>> START GIVEN RECORDS

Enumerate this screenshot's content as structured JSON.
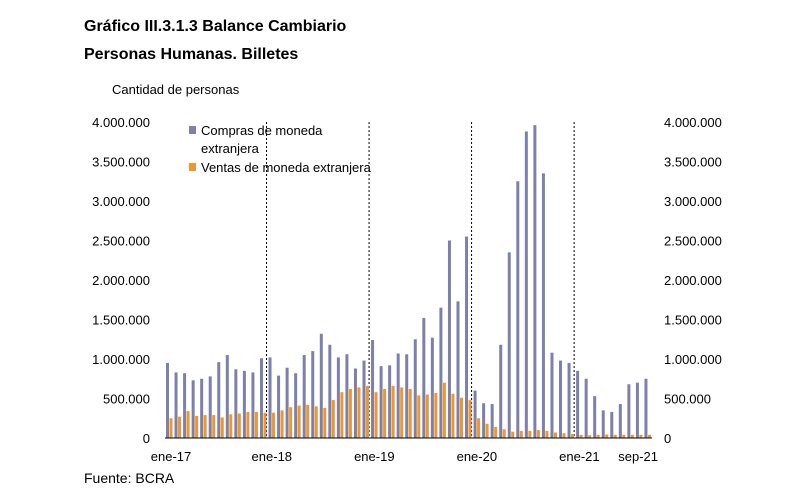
{
  "header": {
    "title_line1": "Gráfico III.3.1.3 Balance Cambiario",
    "title_line2": "Personas Humanas. Billetes",
    "y_axis_label": "Cantidad de personas"
  },
  "footer": {
    "source": "Fuente: BCRA"
  },
  "colors": {
    "compras": "#7c80ad",
    "ventas": "#f0962d",
    "axis": "#000000",
    "divider": "#000000"
  },
  "chart_data": {
    "type": "bar",
    "title": "Balance Cambiario Personas Humanas. Billetes",
    "ylabel": "Cantidad de personas",
    "ylim": [
      0,
      4000000
    ],
    "y_ticks": [
      0,
      500000,
      1000000,
      1500000,
      2000000,
      2500000,
      3000000,
      3500000,
      4000000
    ],
    "y_tick_labels": [
      "0",
      "500.000",
      "1.000.000",
      "1.500.000",
      "2.000.000",
      "2.500.000",
      "3.000.000",
      "3.500.000",
      "4.000.000"
    ],
    "x_tick_labels": [
      "ene-17",
      "ene-18",
      "ene-19",
      "ene-20",
      "ene-21",
      "sep-21"
    ],
    "x_tick_indices": [
      0,
      12,
      24,
      36,
      48,
      56
    ],
    "year_dividers_before_index": [
      12,
      24,
      36,
      48
    ],
    "categories": [
      "ene-17",
      "feb-17",
      "mar-17",
      "abr-17",
      "may-17",
      "jun-17",
      "jul-17",
      "ago-17",
      "sep-17",
      "oct-17",
      "nov-17",
      "dic-17",
      "ene-18",
      "feb-18",
      "mar-18",
      "abr-18",
      "may-18",
      "jun-18",
      "jul-18",
      "ago-18",
      "sep-18",
      "oct-18",
      "nov-18",
      "dic-18",
      "ene-19",
      "feb-19",
      "mar-19",
      "abr-19",
      "may-19",
      "jun-19",
      "jul-19",
      "ago-19",
      "sep-19",
      "oct-19",
      "nov-19",
      "dic-19",
      "ene-20",
      "feb-20",
      "mar-20",
      "abr-20",
      "may-20",
      "jun-20",
      "jul-20",
      "ago-20",
      "sep-20",
      "oct-20",
      "nov-20",
      "dic-20",
      "ene-21",
      "feb-21",
      "mar-21",
      "abr-21",
      "may-21",
      "jun-21",
      "jul-21",
      "ago-21",
      "sep-21"
    ],
    "legend": [
      "Compras de moneda extranjera",
      "Ventas de moneda extranjera"
    ],
    "series": [
      {
        "name": "Compras de moneda extranjera",
        "values": [
          950000,
          830000,
          820000,
          730000,
          750000,
          780000,
          960000,
          1050000,
          870000,
          850000,
          830000,
          1010000,
          1020000,
          790000,
          890000,
          820000,
          1050000,
          1100000,
          1320000,
          1180000,
          1020000,
          1060000,
          880000,
          980000,
          1240000,
          910000,
          920000,
          1070000,
          1060000,
          1250000,
          1520000,
          1270000,
          1650000,
          2500000,
          1730000,
          2550000,
          600000,
          440000,
          430000,
          1180000,
          2350000,
          3250000,
          3880000,
          3960000,
          3350000,
          1080000,
          980000,
          950000,
          850000,
          750000,
          530000,
          350000,
          330000,
          430000,
          680000,
          700000,
          750000
        ]
      },
      {
        "name": "Ventas de moneda extranjera",
        "values": [
          250000,
          270000,
          340000,
          280000,
          290000,
          290000,
          260000,
          300000,
          310000,
          330000,
          330000,
          320000,
          320000,
          350000,
          390000,
          410000,
          420000,
          400000,
          380000,
          480000,
          580000,
          620000,
          640000,
          660000,
          580000,
          620000,
          660000,
          640000,
          620000,
          540000,
          550000,
          570000,
          700000,
          560000,
          510000,
          480000,
          250000,
          180000,
          140000,
          110000,
          80000,
          90000,
          90000,
          100000,
          90000,
          70000,
          60000,
          50000,
          40000,
          35000,
          40000,
          45000,
          40000,
          40000,
          40000,
          40000,
          40000
        ]
      }
    ]
  }
}
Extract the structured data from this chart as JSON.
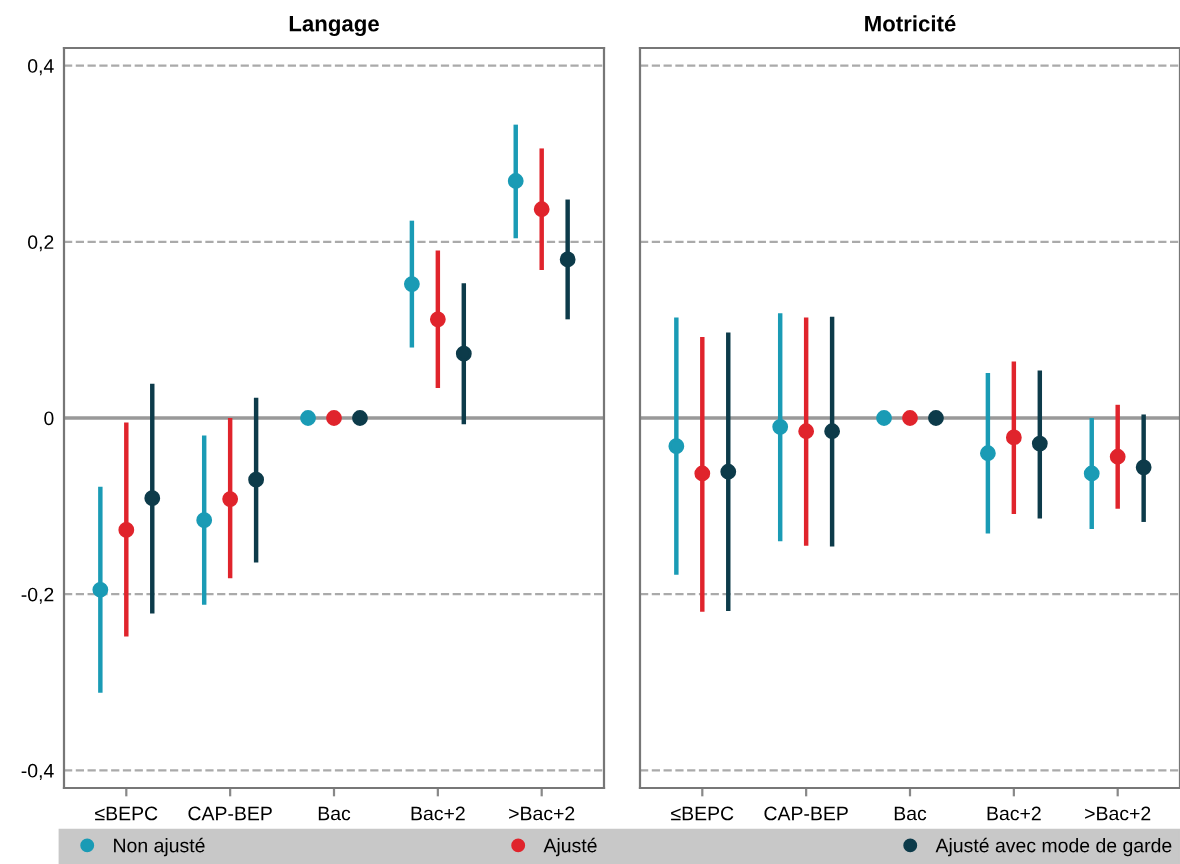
{
  "chart_data": [
    {
      "type": "scatter",
      "title": "Langage",
      "categories": [
        "≤BEPC",
        "CAP-BEP",
        "Bac",
        "Bac+2",
        ">Bac+2"
      ],
      "ylim": [
        -0.42,
        0.42
      ],
      "yticks": [
        {
          "value": -0.4,
          "label": "-0,4"
        },
        {
          "value": -0.2,
          "label": "-0,2"
        },
        0,
        {
          "value": 0.2,
          "label": "0,2"
        },
        {
          "value": 0.4,
          "label": "0,4"
        }
      ],
      "grid": "y",
      "legend": "bottom",
      "marker": "circle",
      "ref_lines": [
        {
          "axis": "y",
          "value": 0,
          "color": "#999999",
          "line_style": "solid"
        }
      ],
      "series": [
        {
          "name": "Non ajusté",
          "color": "#1a9bb5",
          "values": [
            -0.195,
            -0.116,
            0,
            0.152,
            0.269
          ],
          "errors": [
            [
              -0.312,
              -0.078
            ],
            [
              -0.212,
              -0.02
            ],
            null,
            [
              0.08,
              0.224
            ],
            [
              0.204,
              0.333
            ]
          ]
        },
        {
          "name": "Ajusté",
          "color": "#e0242c",
          "values": [
            -0.127,
            -0.092,
            0,
            0.112,
            0.237
          ],
          "errors": [
            [
              -0.248,
              -0.005
            ],
            [
              -0.182,
              0
            ],
            null,
            [
              0.034,
              0.19
            ],
            [
              0.168,
              0.306
            ]
          ]
        },
        {
          "name": "Ajusté avec mode de garde",
          "color": "#0d3b4a",
          "values": [
            -0.091,
            -0.07,
            0,
            0.073,
            0.18
          ],
          "errors": [
            [
              -0.222,
              0.039
            ],
            [
              -0.164,
              0.023
            ],
            null,
            [
              -0.007,
              0.153
            ],
            [
              0.112,
              0.248
            ]
          ]
        }
      ]
    },
    {
      "type": "scatter",
      "title": "Motricité",
      "categories": [
        "≤BEPC",
        "CAP-BEP",
        "Bac",
        "Bac+2",
        ">Bac+2"
      ],
      "ylim": [
        -0.42,
        0.42
      ],
      "yticks": [
        {
          "value": -0.4,
          "label": null
        },
        {
          "value": -0.2,
          "label": null
        },
        {
          "value": 0,
          "label": null
        },
        {
          "value": 0.2,
          "label": null
        },
        {
          "value": 0.4,
          "label": null
        }
      ],
      "tick_labels": "x",
      "grid": "y",
      "marker": "circle",
      "ref_lines": [
        {
          "axis": "y",
          "value": 0,
          "color": "#999999",
          "line_style": "solid"
        }
      ],
      "series": [
        {
          "color": "#1a9bb5",
          "values": [
            -0.032,
            -0.01,
            0,
            -0.04,
            -0.063
          ],
          "errors": [
            [
              -0.178,
              0.114
            ],
            [
              -0.14,
              0.119
            ],
            null,
            [
              -0.131,
              0.051
            ],
            [
              -0.126,
              0
            ]
          ]
        },
        {
          "color": "#e0242c",
          "values": [
            -0.063,
            -0.015,
            0,
            -0.022,
            -0.044
          ],
          "errors": [
            [
              -0.22,
              0.092
            ],
            [
              -0.145,
              0.114
            ],
            null,
            [
              -0.109,
              0.064
            ],
            [
              -0.103,
              0.015
            ]
          ]
        },
        {
          "color": "#0d3b4a",
          "values": [
            -0.061,
            -0.015,
            0,
            -0.029,
            -0.056
          ],
          "errors": [
            [
              -0.219,
              0.097
            ],
            [
              -0.146,
              0.115
            ],
            null,
            [
              -0.114,
              0.054
            ],
            [
              -0.118,
              0.004
            ]
          ]
        }
      ]
    }
  ]
}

>> END GIVEN RECORDS

EXERCISE TASK: Ignore the images and quote every line of the listing exactly.

REPLY TO THE TASK:
Enumerate this screenshot's content as structured JSON.
{
  "header": {
    "title_line1": "Gráfico III.3.1.3 Balance Cambiario",
    "title_line2": "Personas Humanas. Billetes",
    "y_axis_label": "Cantidad de personas"
  },
  "footer": {
    "source": "Fuente: BCRA"
  },
  "colors": {
    "compras": "#7c80ad",
    "ventas": "#f0962d",
    "axis": "#000000",
    "divider": "#000000"
  },
  "chart_data": {
    "type": "bar",
    "title": "Balance Cambiario Personas Humanas. Billetes",
    "ylabel": "Cantidad de personas",
    "ylim": [
      0,
      4000000
    ],
    "y_ticks": [
      0,
      500000,
      1000000,
      1500000,
      2000000,
      2500000,
      3000000,
      3500000,
      4000000
    ],
    "y_tick_labels": [
      "0",
      "500.000",
      "1.000.000",
      "1.500.000",
      "2.000.000",
      "2.500.000",
      "3.000.000",
      "3.500.000",
      "4.000.000"
    ],
    "x_tick_labels": [
      "ene-17",
      "ene-18",
      "ene-19",
      "ene-20",
      "ene-21",
      "sep-21"
    ],
    "x_tick_indices": [
      0,
      12,
      24,
      36,
      48,
      56
    ],
    "year_dividers_before_index": [
      12,
      24,
      36,
      48
    ],
    "categories": [
      "ene-17",
      "feb-17",
      "mar-17",
      "abr-17",
      "may-17",
      "jun-17",
      "jul-17",
      "ago-17",
      "sep-17",
      "oct-17",
      "nov-17",
      "dic-17",
      "ene-18",
      "feb-18",
      "mar-18",
      "abr-18",
      "may-18",
      "jun-18",
      "jul-18",
      "ago-18",
      "sep-18",
      "oct-18",
      "nov-18",
      "dic-18",
      "ene-19",
      "feb-19",
      "mar-19",
      "abr-19",
      "may-19",
      "jun-19",
      "jul-19",
      "ago-19",
      "sep-19",
      "oct-19",
      "nov-19",
      "dic-19",
      "ene-20",
      "feb-20",
      "mar-20",
      "abr-20",
      "may-20",
      "jun-20",
      "jul-20",
      "ago-20",
      "sep-20",
      "oct-20",
      "nov-20",
      "dic-20",
      "ene-21",
      "feb-21",
      "mar-21",
      "abr-21",
      "may-21",
      "jun-21",
      "jul-21",
      "ago-21",
      "sep-21"
    ],
    "legend": [
      "Compras de moneda extranjera",
      "Ventas de moneda extranjera"
    ],
    "series": [
      {
        "name": "Compras de moneda extranjera",
        "values": [
          950000,
          830000,
          820000,
          730000,
          750000,
          780000,
          960000,
          1050000,
          870000,
          850000,
          830000,
          1010000,
          1020000,
          790000,
          890000,
          820000,
          1050000,
          1100000,
          1320000,
          1180000,
          1020000,
          1060000,
          880000,
          980000,
          1240000,
          910000,
          920000,
          1070000,
          1060000,
          1250000,
          1520000,
          1270000,
          1650000,
          2500000,
          1730000,
          2550000,
          600000,
          440000,
          430000,
          1180000,
          2350000,
          3250000,
          3880000,
          3960000,
          3350000,
          1080000,
          980000,
          950000,
          850000,
          750000,
          530000,
          350000,
          330000,
          430000,
          680000,
          700000,
          750000
        ]
      },
      {
        "name": "Ventas de moneda extranjera",
        "values": [
          250000,
          270000,
          340000,
          280000,
          290000,
          290000,
          260000,
          300000,
          310000,
          330000,
          330000,
          320000,
          320000,
          350000,
          390000,
          410000,
          420000,
          400000,
          380000,
          480000,
          580000,
          620000,
          640000,
          660000,
          580000,
          620000,
          660000,
          640000,
          620000,
          540000,
          550000,
          570000,
          700000,
          560000,
          510000,
          480000,
          250000,
          180000,
          140000,
          110000,
          80000,
          90000,
          90000,
          100000,
          90000,
          70000,
          60000,
          50000,
          40000,
          35000,
          40000,
          45000,
          40000,
          40000,
          40000,
          40000,
          40000
        ]
      }
    ]
  }
}
Extract the structured data from this chart as JSON.
{
  "chart_data": [
    {
      "type": "scatter",
      "title": "Langage",
      "categories": [
        "≤BEPC",
        "CAP-BEP",
        "Bac",
        "Bac+2",
        ">Bac+2"
      ],
      "ylim": [
        -0.42,
        0.42
      ],
      "yticks": [
        {
          "value": -0.4,
          "label": "-0,4"
        },
        {
          "value": -0.2,
          "label": "-0,2"
        },
        0,
        {
          "value": 0.2,
          "label": "0,2"
        },
        {
          "value": 0.4,
          "label": "0,4"
        }
      ],
      "grid": "y",
      "legend": "bottom",
      "marker": "circle",
      "ref_lines": [
        {
          "axis": "y",
          "value": 0,
          "color": "#999999",
          "line_style": "solid"
        }
      ],
      "series": [
        {
          "name": "Non ajusté",
          "color": "#1a9bb5",
          "values": [
            -0.195,
            -0.116,
            0,
            0.152,
            0.269
          ],
          "errors": [
            [
              -0.312,
              -0.078
            ],
            [
              -0.212,
              -0.02
            ],
            null,
            [
              0.08,
              0.224
            ],
            [
              0.204,
              0.333
            ]
          ]
        },
        {
          "name": "Ajusté",
          "color": "#e0242c",
          "values": [
            -0.127,
            -0.092,
            0,
            0.112,
            0.237
          ],
          "errors": [
            [
              -0.248,
              -0.005
            ],
            [
              -0.182,
              0
            ],
            null,
            [
              0.034,
              0.19
            ],
            [
              0.168,
              0.306
            ]
          ]
        },
        {
          "name": "Ajusté avec mode de garde",
          "color": "#0d3b4a",
          "values": [
            -0.091,
            -0.07,
            0,
            0.073,
            0.18
          ],
          "errors": [
            [
              -0.222,
              0.039
            ],
            [
              -0.164,
              0.023
            ],
            null,
            [
              -0.007,
              0.153
            ],
            [
              0.112,
              0.248
            ]
          ]
        }
      ]
    },
    {
      "type": "scatter",
      "title": "Motricité",
      "categories": [
        "≤BEPC",
        "CAP-BEP",
        "Bac",
        "Bac+2",
        ">Bac+2"
      ],
      "ylim": [
        -0.42,
        0.42
      ],
      "yticks": [
        {
          "value": -0.4,
          "label": null
        },
        {
          "value": -0.2,
          "label": null
        },
        {
          "value": 0,
          "label": null
        },
        {
          "value": 0.2,
          "label": null
        },
        {
          "value": 0.4,
          "label": null
        }
      ],
      "tick_labels": "x",
      "grid": "y",
      "marker": "circle",
      "ref_lines": [
        {
          "axis": "y",
          "value": 0,
          "color": "#999999",
          "line_style": "solid"
        }
      ],
      "series": [
        {
          "color": "#1a9bb5",
          "values": [
            -0.032,
            -0.01,
            0,
            -0.04,
            -0.063
          ],
          "errors": [
            [
              -0.178,
              0.114
            ],
            [
              -0.14,
              0.119
            ],
            null,
            [
              -0.131,
              0.051
            ],
            [
              -0.126,
              0
            ]
          ]
        },
        {
          "color": "#e0242c",
          "values": [
            -0.063,
            -0.015,
            0,
            -0.022,
            -0.044
          ],
          "errors": [
            [
              -0.22,
              0.092
            ],
            [
              -0.145,
              0.114
            ],
            null,
            [
              -0.109,
              0.064
            ],
            [
              -0.103,
              0.015
            ]
          ]
        },
        {
          "color": "#0d3b4a",
          "values": [
            -0.061,
            -0.015,
            0,
            -0.029,
            -0.056
          ],
          "errors": [
            [
              -0.219,
              0.097
            ],
            [
              -0.146,
              0.115
            ],
            null,
            [
              -0.114,
              0.054
            ],
            [
              -0.118,
              0.004
            ]
          ]
        }
      ]
    }
  ]
}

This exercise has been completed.